● **Set exercise**:
Below are some records. Copy every line in them that holds "this".

● **Data to use**:
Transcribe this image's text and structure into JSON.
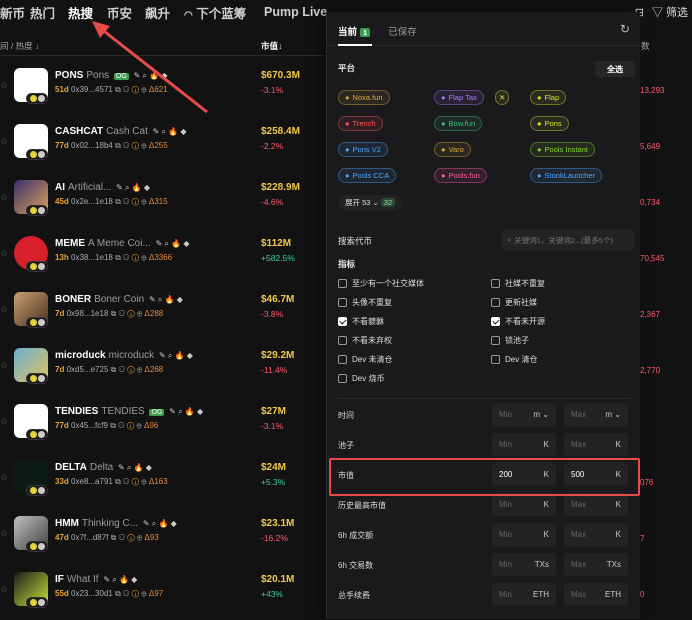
{
  "nav": {
    "tabs": [
      "新币",
      "热门",
      "热搜",
      "币安",
      "飙升",
      "下个蓝筹",
      "Pump Live"
    ],
    "active": "热搜",
    "filter_label": "筛选"
  },
  "list_header": {
    "left": "间 / 热度 ↓",
    "mcap": "市值↓",
    "right": "数"
  },
  "rows": [
    {
      "symbol": "PONS",
      "name": "Pons",
      "tag": "OG",
      "age": "51d",
      "addr": "0x39...4571",
      "fire": "621",
      "mcap": "$670.3M",
      "chg": "-3.1%",
      "dir": "neg",
      "right": "13,293",
      "img": "pons"
    },
    {
      "symbol": "CASHCAT",
      "name": "Cash Cat",
      "tag": "",
      "age": "77d",
      "addr": "0x02...18b4",
      "fire": "255",
      "mcap": "$258.4M",
      "chg": "-2.2%",
      "dir": "neg",
      "right": "5,649",
      "img": "cashcat"
    },
    {
      "symbol": "AI",
      "name": "Artificial...",
      "tag": "",
      "age": "45d",
      "addr": "0x2e...1e18",
      "fire": "315",
      "mcap": "$228.9M",
      "chg": "-4.6%",
      "dir": "neg",
      "right": "0,734",
      "img": "ai"
    },
    {
      "symbol": "MEME",
      "name": "A Meme Coi...",
      "tag": "",
      "age": "13h",
      "addr": "0x38...1e18",
      "fire": "3366",
      "mcap": "$112M",
      "chg": "+582.5%",
      "dir": "pos",
      "right": "70,545",
      "img": "amc"
    },
    {
      "symbol": "BONER",
      "name": "Boner Coin",
      "tag": "",
      "age": "7d",
      "addr": "0x98...1e18",
      "fire": "288",
      "mcap": "$46.7M",
      "chg": "-3.8%",
      "dir": "neg",
      "right": "2,367",
      "img": "boner"
    },
    {
      "symbol": "microduck",
      "name": "microduck",
      "tag": "",
      "age": "7d",
      "addr": "0xd5...e725",
      "fire": "268",
      "mcap": "$29.2M",
      "chg": "-11.4%",
      "dir": "neg",
      "right": "2,770",
      "img": "duck"
    },
    {
      "symbol": "TENDIES",
      "name": "TENDIES",
      "tag": "OG",
      "age": "77d",
      "addr": "0x45...fcf9",
      "fire": "96",
      "mcap": "$27M",
      "chg": "-3.1%",
      "dir": "neg",
      "right": "",
      "img": "tendies"
    },
    {
      "symbol": "DELTA",
      "name": "Delta",
      "tag": "",
      "age": "33d",
      "addr": "0xe8...a791",
      "fire": "163",
      "mcap": "$24M",
      "chg": "+5.3%",
      "dir": "pos",
      "right": "076",
      "img": "delta"
    },
    {
      "symbol": "HMM",
      "name": "Thinking C...",
      "tag": "",
      "age": "47d",
      "addr": "0x7f...d87f",
      "fire": "93",
      "mcap": "$23.1M",
      "chg": "-16.2%",
      "dir": "neg",
      "right": "7",
      "img": "hmm"
    },
    {
      "symbol": "IF",
      "name": "What If",
      "tag": "",
      "age": "55d",
      "addr": "0x23...30d1",
      "fire": "97",
      "mcap": "$20.1M",
      "chg": "+43%",
      "dir": "pos",
      "right": "0",
      "img": "if"
    }
  ],
  "panel": {
    "tab_current": "当前",
    "tab_current_count": "1",
    "tab_saved": "已保存",
    "platform_label": "平台",
    "select_all": "全选",
    "platforms": [
      {
        "label": "Noxa.fun",
        "color": "#e0a93b"
      },
      {
        "label": "Flap Tax",
        "color": "#a77bff"
      },
      {
        "label": "Flap",
        "color": "#d7e233"
      },
      {
        "label": "Trench",
        "color": "#ff5757"
      },
      {
        "label": "Bow.fun",
        "color": "#3ec17a"
      },
      {
        "label": "Pons",
        "color": "#d7e233"
      },
      {
        "label": "Pons V2",
        "color": "#4aa6ff"
      },
      {
        "label": "Varo",
        "color": "#e0a93b"
      },
      {
        "label": "Pools Instant",
        "color": "#8ad236"
      },
      {
        "label": "Pools CCA",
        "color": "#4aa6ff"
      },
      {
        "label": "Pools.fun",
        "color": "#ff5fa8"
      },
      {
        "label": "StonkLauncher",
        "color": "#4aa6ff"
      }
    ],
    "expand_label": "展开 53",
    "expand_count": "32",
    "search_label": "搜索代币",
    "search_placeholder": "关键词1，关键词2...(最多5个)",
    "indicators_label": "指标",
    "checks": [
      {
        "label": "至少有一个社交媒体",
        "checked": false
      },
      {
        "label": "社媒不重复",
        "checked": false
      },
      {
        "label": "头像不重复",
        "checked": false
      },
      {
        "label": "更新社媒",
        "checked": false
      },
      {
        "label": "不看貔貅",
        "checked": true
      },
      {
        "label": "不看未开源",
        "checked": true
      },
      {
        "label": "不看未弃权",
        "checked": false
      },
      {
        "label": "锁池子",
        "checked": false
      },
      {
        "label": "Dev 未清仓",
        "checked": false
      },
      {
        "label": "Dev 清仓",
        "checked": false
      },
      {
        "label": "Dev 烧币",
        "checked": false
      }
    ],
    "filters": [
      {
        "label": "时间",
        "min": "Min",
        "max": "Max",
        "unit": "m",
        "min_filled": false,
        "max_filled": false
      },
      {
        "label": "池子",
        "min": "Min",
        "max": "Max",
        "unit": "K",
        "min_filled": false,
        "max_filled": false
      },
      {
        "label": "市值",
        "min": "200",
        "max": "500",
        "unit": "K",
        "min_filled": true,
        "max_filled": true
      },
      {
        "label": "历史最高市值",
        "min": "Min",
        "max": "Max",
        "unit": "K",
        "min_filled": false,
        "max_filled": false
      },
      {
        "label": "6h 成交额",
        "min": "Min",
        "max": "Max",
        "unit": "K",
        "min_filled": false,
        "max_filled": false
      },
      {
        "label": "6h 交易数",
        "min": "Min",
        "max": "Max",
        "unit": "TXs",
        "min_filled": false,
        "max_filled": false
      },
      {
        "label": "总手续费",
        "min": "Min",
        "max": "Max",
        "unit": "ETH",
        "min_filled": false,
        "max_filled": false
      }
    ]
  },
  "colors": {
    "accent_red": "#e94a4a",
    "mcap_yellow": "#f1c84b",
    "pos": "#37d39a",
    "neg": "#ff5b6b"
  }
}
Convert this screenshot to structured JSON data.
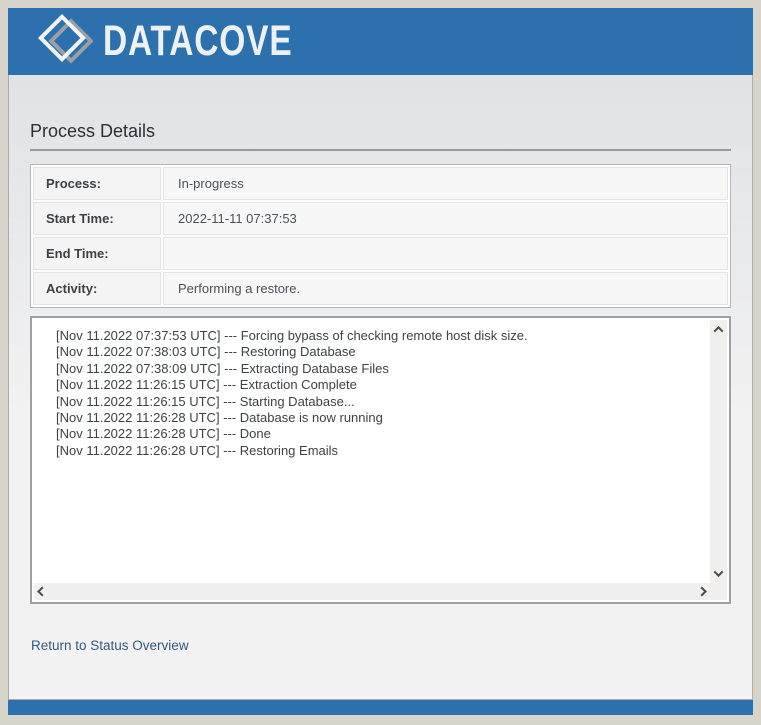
{
  "header": {
    "logo_text": "DATACOVE"
  },
  "page": {
    "title": "Process Details"
  },
  "details": {
    "rows": [
      {
        "label": "Process:",
        "value": "In-progress"
      },
      {
        "label": "Start Time:",
        "value": "2022-11-11 07:37:53"
      },
      {
        "label": "End Time:",
        "value": ""
      },
      {
        "label": "Activity:",
        "value": "Performing a restore."
      }
    ]
  },
  "log": {
    "lines": [
      "[Nov 11.2022 07:37:53 UTC] --- Forcing bypass of checking remote host disk size.",
      "[Nov 11.2022 07:38:03 UTC] --- Restoring Database",
      "[Nov 11.2022 07:38:09 UTC] --- Extracting Database Files",
      "[Nov 11.2022 11:26:15 UTC] --- Extraction Complete",
      "[Nov 11.2022 11:26:15 UTC] --- Starting Database...",
      "[Nov 11.2022 11:26:28 UTC] --- Database is now running",
      "[Nov 11.2022 11:26:28 UTC] --- Done",
      "[Nov 11.2022 11:26:28 UTC] --- Restoring Emails"
    ]
  },
  "footer": {
    "return_link": "Return to Status Overview"
  },
  "icons": {
    "logo": "datacove-diamond-icon",
    "scroll_up": "chevron-up-icon",
    "scroll_down": "chevron-down-icon",
    "scroll_left": "chevron-left-icon",
    "scroll_right": "chevron-right-icon"
  },
  "colors": {
    "brand_blue": "#2c70ae",
    "page_background": "#d7d4cb",
    "panel_background": "#f2f2f3",
    "link": "#36597f"
  }
}
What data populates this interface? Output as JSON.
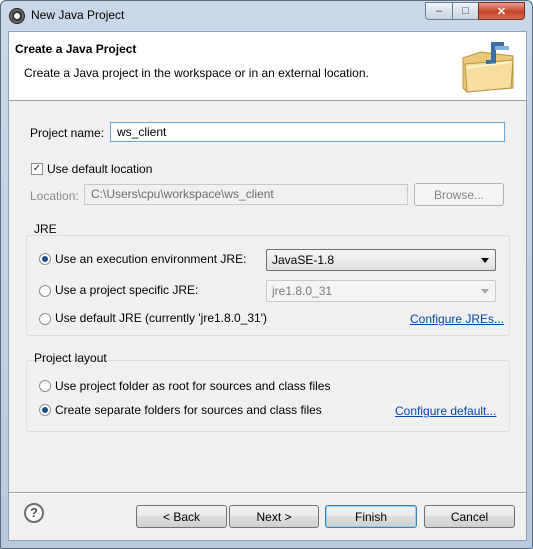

● **Exercise solution**:
Transcribe this image's text and structure into JSON.
Convert this screenshot to structured JSON data.
What data populates this interface? Output as JSON.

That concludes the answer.